Recorded data:
[Start]
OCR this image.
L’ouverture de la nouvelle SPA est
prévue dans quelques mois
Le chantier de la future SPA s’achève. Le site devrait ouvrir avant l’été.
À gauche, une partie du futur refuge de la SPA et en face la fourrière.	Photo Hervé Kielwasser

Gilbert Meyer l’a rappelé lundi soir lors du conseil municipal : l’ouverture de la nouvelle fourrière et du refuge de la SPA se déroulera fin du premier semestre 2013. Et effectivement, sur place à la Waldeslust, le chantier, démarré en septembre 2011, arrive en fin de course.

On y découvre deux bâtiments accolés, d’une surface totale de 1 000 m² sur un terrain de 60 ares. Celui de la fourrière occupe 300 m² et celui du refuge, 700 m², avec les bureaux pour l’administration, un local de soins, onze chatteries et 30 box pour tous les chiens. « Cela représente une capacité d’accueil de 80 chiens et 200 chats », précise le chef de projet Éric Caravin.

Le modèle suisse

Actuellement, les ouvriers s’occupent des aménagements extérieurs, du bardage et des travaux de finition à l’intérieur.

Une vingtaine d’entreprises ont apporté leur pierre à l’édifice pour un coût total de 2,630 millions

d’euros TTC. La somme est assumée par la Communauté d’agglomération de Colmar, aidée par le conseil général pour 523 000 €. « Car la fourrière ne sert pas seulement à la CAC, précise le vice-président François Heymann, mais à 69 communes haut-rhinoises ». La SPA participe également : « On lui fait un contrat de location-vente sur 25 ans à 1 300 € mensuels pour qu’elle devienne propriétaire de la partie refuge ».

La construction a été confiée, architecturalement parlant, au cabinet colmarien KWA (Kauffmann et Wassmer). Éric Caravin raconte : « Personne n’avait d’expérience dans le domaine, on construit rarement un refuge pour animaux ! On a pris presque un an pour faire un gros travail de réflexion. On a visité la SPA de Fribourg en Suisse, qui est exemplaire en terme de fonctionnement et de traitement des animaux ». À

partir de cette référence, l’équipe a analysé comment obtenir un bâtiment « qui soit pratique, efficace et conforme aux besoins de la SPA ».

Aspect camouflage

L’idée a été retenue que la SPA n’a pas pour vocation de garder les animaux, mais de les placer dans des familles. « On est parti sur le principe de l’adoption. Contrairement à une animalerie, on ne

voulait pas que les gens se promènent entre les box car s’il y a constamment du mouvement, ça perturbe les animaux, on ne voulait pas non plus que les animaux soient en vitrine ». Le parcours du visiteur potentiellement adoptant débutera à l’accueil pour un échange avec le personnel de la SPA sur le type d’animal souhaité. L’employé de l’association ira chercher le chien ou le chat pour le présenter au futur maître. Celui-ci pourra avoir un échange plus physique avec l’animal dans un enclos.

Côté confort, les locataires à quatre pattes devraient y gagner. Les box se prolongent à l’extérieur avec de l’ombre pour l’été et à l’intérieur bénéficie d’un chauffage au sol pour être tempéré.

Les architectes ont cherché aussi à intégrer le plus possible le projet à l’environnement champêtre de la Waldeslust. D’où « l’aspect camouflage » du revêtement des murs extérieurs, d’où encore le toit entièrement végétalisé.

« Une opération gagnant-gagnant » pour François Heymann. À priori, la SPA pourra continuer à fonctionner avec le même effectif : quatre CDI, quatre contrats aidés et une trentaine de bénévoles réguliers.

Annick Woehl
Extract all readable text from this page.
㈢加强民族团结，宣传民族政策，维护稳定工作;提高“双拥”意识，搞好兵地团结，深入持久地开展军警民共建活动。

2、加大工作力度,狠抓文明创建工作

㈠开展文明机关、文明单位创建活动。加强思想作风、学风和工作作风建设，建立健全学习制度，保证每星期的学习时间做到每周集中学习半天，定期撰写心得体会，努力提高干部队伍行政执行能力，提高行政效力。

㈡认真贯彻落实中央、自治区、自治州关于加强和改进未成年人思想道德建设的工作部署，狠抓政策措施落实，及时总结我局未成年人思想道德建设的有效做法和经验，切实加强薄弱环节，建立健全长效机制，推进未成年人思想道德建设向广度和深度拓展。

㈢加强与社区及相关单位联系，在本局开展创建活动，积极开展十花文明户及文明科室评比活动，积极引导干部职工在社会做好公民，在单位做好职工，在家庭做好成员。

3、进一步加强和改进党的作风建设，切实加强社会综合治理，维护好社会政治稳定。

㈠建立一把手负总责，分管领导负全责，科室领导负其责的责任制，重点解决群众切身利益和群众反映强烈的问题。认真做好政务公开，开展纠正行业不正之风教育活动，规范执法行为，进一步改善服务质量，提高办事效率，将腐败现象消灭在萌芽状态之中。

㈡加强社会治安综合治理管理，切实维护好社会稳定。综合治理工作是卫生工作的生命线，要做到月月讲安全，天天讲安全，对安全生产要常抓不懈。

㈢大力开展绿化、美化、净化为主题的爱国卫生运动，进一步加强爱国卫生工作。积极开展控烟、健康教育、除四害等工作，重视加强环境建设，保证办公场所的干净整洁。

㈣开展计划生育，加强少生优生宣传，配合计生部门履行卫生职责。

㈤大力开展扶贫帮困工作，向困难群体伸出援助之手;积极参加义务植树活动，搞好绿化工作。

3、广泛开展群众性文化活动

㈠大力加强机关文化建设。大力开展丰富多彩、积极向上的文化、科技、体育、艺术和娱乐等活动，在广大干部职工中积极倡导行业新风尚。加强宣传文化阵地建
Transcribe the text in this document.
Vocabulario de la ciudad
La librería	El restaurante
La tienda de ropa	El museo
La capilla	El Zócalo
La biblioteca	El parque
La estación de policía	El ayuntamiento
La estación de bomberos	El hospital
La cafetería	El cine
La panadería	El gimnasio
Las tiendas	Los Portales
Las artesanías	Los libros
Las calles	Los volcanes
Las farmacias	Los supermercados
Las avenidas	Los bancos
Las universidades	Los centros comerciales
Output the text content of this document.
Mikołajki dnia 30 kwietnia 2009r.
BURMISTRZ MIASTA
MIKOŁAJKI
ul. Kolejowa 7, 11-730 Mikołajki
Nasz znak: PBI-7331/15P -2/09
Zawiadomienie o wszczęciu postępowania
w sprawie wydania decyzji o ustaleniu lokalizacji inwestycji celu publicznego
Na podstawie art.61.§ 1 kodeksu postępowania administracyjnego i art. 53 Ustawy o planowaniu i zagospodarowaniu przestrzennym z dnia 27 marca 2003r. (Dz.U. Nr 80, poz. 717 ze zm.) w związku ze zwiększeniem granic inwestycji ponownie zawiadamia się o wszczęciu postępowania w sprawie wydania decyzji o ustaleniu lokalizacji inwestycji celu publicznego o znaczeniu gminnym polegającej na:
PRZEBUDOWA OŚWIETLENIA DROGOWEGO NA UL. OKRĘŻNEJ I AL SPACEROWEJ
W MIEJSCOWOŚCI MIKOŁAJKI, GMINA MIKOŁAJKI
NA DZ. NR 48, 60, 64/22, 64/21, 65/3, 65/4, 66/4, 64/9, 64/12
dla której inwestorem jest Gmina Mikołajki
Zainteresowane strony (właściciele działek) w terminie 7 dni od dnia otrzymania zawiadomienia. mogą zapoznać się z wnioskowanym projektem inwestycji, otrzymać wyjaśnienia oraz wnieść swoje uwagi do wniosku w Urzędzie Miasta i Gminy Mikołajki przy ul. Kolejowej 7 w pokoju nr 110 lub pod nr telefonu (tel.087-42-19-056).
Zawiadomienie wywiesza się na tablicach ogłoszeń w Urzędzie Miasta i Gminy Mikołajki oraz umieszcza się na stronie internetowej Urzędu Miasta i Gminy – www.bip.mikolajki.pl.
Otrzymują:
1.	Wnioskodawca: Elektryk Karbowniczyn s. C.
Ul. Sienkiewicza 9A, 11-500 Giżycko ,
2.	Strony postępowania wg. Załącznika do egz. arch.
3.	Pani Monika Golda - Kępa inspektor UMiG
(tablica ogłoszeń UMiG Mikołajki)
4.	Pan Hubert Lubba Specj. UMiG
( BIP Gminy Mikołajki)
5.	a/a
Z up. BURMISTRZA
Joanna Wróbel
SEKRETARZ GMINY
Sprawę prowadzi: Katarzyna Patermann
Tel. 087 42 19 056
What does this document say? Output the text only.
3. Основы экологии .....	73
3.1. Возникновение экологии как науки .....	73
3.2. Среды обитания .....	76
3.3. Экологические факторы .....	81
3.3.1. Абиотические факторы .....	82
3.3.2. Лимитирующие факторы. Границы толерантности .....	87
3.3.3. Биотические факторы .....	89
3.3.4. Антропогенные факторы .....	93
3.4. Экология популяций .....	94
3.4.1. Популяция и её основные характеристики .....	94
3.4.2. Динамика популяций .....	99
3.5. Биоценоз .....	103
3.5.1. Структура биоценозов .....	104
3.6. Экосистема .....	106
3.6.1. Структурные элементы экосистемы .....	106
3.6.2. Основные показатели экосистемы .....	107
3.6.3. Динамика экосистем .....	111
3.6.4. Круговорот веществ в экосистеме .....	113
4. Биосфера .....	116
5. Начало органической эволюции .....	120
[End]
Report each line in the preceding entries that holds the string "экологии".

■ The reply:
3. Основы экологии .....	73
3.1. Возникновение экологии как науки .....	73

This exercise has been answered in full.